_SHORT PROBLEM_:
Lines containing "past" are to be counted. Report the count alone.

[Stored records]
==========
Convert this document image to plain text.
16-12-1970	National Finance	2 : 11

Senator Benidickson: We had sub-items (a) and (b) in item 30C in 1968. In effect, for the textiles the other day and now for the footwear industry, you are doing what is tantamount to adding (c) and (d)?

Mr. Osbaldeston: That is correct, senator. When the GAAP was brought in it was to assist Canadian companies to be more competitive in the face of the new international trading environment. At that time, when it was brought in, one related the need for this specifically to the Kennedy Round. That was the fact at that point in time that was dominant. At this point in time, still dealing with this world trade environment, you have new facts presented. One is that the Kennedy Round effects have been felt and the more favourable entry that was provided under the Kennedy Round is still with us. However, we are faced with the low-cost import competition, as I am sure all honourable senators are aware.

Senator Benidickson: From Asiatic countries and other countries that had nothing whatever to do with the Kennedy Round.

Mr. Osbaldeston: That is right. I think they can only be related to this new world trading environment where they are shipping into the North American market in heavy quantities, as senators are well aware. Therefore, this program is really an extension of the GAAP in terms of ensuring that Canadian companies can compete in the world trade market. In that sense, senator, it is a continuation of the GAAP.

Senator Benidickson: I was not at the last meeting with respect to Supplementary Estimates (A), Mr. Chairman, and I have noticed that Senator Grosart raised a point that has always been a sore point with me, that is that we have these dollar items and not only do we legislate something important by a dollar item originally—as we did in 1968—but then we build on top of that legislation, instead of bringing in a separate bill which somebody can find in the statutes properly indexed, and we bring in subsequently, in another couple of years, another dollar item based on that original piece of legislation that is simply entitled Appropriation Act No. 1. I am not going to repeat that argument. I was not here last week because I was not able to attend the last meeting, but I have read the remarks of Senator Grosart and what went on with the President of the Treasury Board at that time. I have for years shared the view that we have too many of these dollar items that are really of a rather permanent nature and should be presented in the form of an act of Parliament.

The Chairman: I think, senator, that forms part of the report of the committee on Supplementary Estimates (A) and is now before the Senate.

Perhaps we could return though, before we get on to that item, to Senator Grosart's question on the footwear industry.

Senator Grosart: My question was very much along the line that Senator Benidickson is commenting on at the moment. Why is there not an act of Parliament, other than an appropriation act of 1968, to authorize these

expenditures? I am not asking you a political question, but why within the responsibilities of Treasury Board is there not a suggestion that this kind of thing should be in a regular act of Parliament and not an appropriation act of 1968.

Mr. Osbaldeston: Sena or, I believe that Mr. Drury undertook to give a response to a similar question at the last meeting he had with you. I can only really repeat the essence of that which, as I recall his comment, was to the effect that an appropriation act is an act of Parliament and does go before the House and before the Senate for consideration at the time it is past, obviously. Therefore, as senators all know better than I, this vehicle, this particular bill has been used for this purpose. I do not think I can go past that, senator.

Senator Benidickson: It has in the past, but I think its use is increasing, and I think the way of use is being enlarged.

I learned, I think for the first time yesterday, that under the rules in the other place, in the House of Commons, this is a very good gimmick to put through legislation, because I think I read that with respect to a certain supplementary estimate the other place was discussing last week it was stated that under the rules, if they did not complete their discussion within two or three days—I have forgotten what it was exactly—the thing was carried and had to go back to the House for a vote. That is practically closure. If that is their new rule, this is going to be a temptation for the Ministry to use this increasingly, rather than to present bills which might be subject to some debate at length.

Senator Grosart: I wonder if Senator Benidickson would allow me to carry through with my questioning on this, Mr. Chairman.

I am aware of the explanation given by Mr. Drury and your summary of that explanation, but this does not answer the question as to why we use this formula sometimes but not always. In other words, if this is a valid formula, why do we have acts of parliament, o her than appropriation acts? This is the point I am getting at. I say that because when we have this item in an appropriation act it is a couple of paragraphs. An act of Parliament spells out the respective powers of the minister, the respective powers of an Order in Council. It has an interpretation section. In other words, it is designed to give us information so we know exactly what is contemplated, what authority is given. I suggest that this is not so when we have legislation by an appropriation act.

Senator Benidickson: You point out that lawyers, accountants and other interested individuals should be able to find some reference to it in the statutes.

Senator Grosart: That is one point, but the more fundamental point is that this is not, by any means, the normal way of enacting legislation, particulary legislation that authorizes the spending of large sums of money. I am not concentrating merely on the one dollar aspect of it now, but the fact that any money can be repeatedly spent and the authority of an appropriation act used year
==========
_THE REPLY_:
2